[Data entries]
_ _ _ _
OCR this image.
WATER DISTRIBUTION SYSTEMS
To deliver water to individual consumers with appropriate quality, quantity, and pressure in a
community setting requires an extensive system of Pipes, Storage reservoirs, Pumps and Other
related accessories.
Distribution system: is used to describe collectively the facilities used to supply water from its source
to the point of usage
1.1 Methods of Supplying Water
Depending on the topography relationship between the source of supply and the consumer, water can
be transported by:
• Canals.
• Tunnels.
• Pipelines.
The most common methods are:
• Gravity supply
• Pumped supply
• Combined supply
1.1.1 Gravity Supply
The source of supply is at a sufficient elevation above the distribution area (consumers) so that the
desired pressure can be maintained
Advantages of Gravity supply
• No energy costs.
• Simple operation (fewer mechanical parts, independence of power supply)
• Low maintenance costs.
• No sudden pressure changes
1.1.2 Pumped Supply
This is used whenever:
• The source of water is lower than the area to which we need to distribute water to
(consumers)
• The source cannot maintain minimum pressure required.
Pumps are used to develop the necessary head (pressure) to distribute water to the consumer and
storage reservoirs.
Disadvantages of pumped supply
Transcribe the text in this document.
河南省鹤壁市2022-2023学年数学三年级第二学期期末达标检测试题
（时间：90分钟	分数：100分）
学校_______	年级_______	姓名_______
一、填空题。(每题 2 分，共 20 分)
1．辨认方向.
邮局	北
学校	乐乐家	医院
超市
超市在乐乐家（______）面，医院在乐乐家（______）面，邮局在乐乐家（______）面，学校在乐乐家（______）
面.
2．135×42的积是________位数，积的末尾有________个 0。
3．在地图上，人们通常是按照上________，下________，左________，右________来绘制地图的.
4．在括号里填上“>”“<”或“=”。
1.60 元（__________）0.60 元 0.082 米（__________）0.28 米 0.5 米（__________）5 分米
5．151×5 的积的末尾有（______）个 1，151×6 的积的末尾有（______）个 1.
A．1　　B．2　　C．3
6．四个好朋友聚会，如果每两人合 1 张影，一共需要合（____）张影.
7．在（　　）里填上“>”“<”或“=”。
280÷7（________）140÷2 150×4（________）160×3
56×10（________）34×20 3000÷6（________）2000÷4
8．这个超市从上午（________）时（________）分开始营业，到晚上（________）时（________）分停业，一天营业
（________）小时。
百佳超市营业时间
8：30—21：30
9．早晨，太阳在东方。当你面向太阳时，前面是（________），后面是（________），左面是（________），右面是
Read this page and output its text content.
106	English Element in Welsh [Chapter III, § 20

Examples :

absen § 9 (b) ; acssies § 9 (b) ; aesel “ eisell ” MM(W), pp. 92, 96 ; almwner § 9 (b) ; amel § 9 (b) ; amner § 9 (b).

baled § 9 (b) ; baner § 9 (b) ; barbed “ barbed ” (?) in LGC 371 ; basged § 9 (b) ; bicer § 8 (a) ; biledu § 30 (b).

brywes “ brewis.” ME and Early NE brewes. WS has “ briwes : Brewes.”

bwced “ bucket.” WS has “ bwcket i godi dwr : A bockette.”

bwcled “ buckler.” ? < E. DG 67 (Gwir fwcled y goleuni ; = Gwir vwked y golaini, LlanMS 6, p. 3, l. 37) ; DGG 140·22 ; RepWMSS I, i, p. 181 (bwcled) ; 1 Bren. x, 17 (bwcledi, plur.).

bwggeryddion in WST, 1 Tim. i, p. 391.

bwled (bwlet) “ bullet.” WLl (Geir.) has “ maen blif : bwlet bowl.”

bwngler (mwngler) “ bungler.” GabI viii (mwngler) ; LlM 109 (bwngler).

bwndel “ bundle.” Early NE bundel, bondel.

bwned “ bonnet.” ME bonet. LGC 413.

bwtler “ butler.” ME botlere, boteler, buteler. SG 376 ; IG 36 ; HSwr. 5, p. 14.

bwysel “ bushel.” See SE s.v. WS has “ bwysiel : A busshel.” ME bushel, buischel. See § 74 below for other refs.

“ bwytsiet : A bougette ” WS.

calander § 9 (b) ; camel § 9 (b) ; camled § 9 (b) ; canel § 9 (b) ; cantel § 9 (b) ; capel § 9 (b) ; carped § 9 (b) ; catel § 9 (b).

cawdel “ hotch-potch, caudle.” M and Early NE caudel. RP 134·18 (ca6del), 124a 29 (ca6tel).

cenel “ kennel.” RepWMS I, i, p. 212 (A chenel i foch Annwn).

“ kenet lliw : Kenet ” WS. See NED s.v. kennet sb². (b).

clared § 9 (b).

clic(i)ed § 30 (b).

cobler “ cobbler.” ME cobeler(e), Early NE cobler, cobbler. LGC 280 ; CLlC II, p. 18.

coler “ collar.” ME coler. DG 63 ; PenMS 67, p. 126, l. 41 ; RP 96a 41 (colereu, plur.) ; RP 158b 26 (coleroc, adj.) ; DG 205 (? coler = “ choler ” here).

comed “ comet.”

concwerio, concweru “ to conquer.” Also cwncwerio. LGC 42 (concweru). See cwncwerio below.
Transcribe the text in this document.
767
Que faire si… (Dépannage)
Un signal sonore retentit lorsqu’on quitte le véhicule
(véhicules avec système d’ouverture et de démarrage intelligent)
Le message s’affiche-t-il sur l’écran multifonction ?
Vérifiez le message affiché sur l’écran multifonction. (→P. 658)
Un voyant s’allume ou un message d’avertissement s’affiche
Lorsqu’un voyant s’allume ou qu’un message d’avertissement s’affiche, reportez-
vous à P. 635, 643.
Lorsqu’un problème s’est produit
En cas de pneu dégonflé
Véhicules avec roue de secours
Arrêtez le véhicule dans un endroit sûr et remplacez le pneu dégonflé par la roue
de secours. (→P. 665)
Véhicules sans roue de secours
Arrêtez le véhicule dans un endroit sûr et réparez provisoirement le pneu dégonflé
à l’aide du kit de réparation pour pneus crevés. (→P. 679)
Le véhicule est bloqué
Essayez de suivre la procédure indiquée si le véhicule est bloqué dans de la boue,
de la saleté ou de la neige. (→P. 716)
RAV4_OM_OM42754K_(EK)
_ _ _ _
> [Set exercise]: Write out every record shown above, word for word.

> [Correct response]:
OCR this image.
WATER DISTRIBUTION SYSTEMS
To deliver water to individual consumers with appropriate quality, quantity, and pressure in a
community setting requires an extensive system of Pipes, Storage reservoirs, Pumps and Other
related accessories.
Distribution system: is used to describe collectively the facilities used to supply water from its source
to the point of usage
1.1 Methods of Supplying Water
Depending on the topography relationship between the source of supply and the consumer, water can
be transported by:
• Canals.
• Tunnels.
• Pipelines.
The most common methods are:
• Gravity supply
• Pumped supply
• Combined supply
1.1.1 Gravity Supply
The source of supply is at a sufficient elevation above the distribution area (consumers) so that the
desired pressure can be maintained
Advantages of Gravity supply
• No energy costs.
• Simple operation (fewer mechanical parts, independence of power supply)
• Low maintenance costs.
• No sudden pressure changes
1.1.2 Pumped Supply
This is used whenever:
• The source of water is lower than the area to which we need to distribute water to
(consumers)
• The source cannot maintain minimum pressure required.
Pumps are used to develop the necessary head (pressure) to distribute water to the consumer and
storage reservoirs.
Disadvantages of pumped supply
Transcribe the text in this document.
河南省鹤壁市2022-2023学年数学三年级第二学期期末达标检测试题
（时间：90分钟	分数：100分）
学校_______	年级_______	姓名_______
一、填空题。(每题 2 分，共 20 分)
1．辨认方向.
邮局	北
学校	乐乐家	医院
超市
超市在乐乐家（______）面，医院在乐乐家（______）面，邮局在乐乐家（______）面，学校在乐乐家（______）
面.
2．135×42的积是________位数，积的末尾有________个 0。
3．在地图上，人们通常是按照上________，下________，左________，右________来绘制地图的.
4．在括号里填上“>”“<”或“=”。
1.60 元（__________）0.60 元 0.082 米（__________）0.28 米 0.5 米（__________）5 分米
5．151×5 的积的末尾有（______）个 1，151×6 的积的末尾有（______）个 1.
A．1　　B．2　　C．3
6．四个好朋友聚会，如果每两人合 1 张影，一共需要合（____）张影.
7．在（　　）里填上“>”“<”或“=”。
280÷7（________）140÷2 150×4（________）160×3
56×10（________）34×20 3000÷6（________）2000÷4
8．这个超市从上午（________）时（________）分开始营业，到晚上（________）时（________）分停业，一天营业
（________）小时。
百佳超市营业时间
8：30—21：30
9．早晨，太阳在东方。当你面向太阳时，前面是（________），后面是（________），左面是（________），右面是
Read this page and output its text content.
106	English Element in Welsh [Chapter III, § 20

Examples :

absen § 9 (b) ; acssies § 9 (b) ; aesel “ eisell ” MM(W), pp. 92, 96 ; almwner § 9 (b) ; amel § 9 (b) ; amner § 9 (b).

baled § 9 (b) ; baner § 9 (b) ; barbed “ barbed ” (?) in LGC 371 ; basged § 9 (b) ; bicer § 8 (a) ; biledu § 30 (b).

brywes “ brewis.” ME and Early NE brewes. WS has “ briwes : Brewes.”

bwced “ bucket.” WS has “ bwcket i godi dwr : A bockette.”

bwcled “ buckler.” ? < E. DG 67 (Gwir fwcled y goleuni ; = Gwir vwked y golaini, LlanMS 6, p. 3, l. 37) ; DGG 140·22 ; RepWMSS I, i, p. 181 (bwcled) ; 1 Bren. x, 17 (bwcledi, plur.).

bwggeryddion in WST, 1 Tim. i, p. 391.

bwled (bwlet) “ bullet.” WLl (Geir.) has “ maen blif : bwlet bowl.”

bwngler (mwngler) “ bungler.” GabI viii (mwngler) ; LlM 109 (bwngler).

bwndel “ bundle.” Early NE bundel, bondel.

bwned “ bonnet.” ME bonet. LGC 413.

bwtler “ butler.” ME botlere, boteler, buteler. SG 376 ; IG 36 ; HSwr. 5, p. 14.

bwysel “ bushel.” See SE s.v. WS has “ bwysiel : A busshel.” ME bushel, buischel. See § 74 below for other refs.

“ bwytsiet : A bougette ” WS.

calander § 9 (b) ; camel § 9 (b) ; camled § 9 (b) ; canel § 9 (b) ; cantel § 9 (b) ; capel § 9 (b) ; carped § 9 (b) ; catel § 9 (b).

cawdel “ hotch-potch, caudle.” M and Early NE caudel. RP 134·18 (ca6del), 124a 29 (ca6tel).

cenel “ kennel.” RepWMS I, i, p. 212 (A chenel i foch Annwn).

“ kenet lliw : Kenet ” WS. See NED s.v. kennet sb². (b).

clared § 9 (b).

clic(i)ed § 30 (b).

cobler “ cobbler.” ME cobeler(e), Early NE cobler, cobbler. LGC 280 ; CLlC II, p. 18.

coler “ collar.” ME coler. DG 63 ; PenMS 67, p. 126, l. 41 ; RP 96a 41 (colereu, plur.) ; RP 158b 26 (coleroc, adj.) ; DG 205 (? coler = “ choler ” here).

comed “ comet.”

concwerio, concweru “ to conquer.” Also cwncwerio. LGC 42 (concweru). See cwncwerio below.
Transcribe the text in this document.
767
Que faire si… (Dépannage)
Un signal sonore retentit lorsqu’on quitte le véhicule
(véhicules avec système d’ouverture et de démarrage intelligent)
Le message s’affiche-t-il sur l’écran multifonction ?
Vérifiez le message affiché sur l’écran multifonction. (→P. 658)
Un voyant s’allume ou un message d’avertissement s’affiche
Lorsqu’un voyant s’allume ou qu’un message d’avertissement s’affiche, reportez-
vous à P. 635, 643.
Lorsqu’un problème s’est produit
En cas de pneu dégonflé
Véhicules avec roue de secours
Arrêtez le véhicule dans un endroit sûr et remplacez le pneu dégonflé par la roue
de secours. (→P. 665)
Véhicules sans roue de secours
Arrêtez le véhicule dans un endroit sûr et réparez provisoirement le pneu dégonflé
à l’aide du kit de réparation pour pneus crevés. (→P. 679)
Le véhicule est bloqué
Essayez de suivre la procédure indiquée si le véhicule est bloqué dans de la boue,
de la saleté ou de la neige. (→P. 716)
RAV4_OM_OM42754K_(EK)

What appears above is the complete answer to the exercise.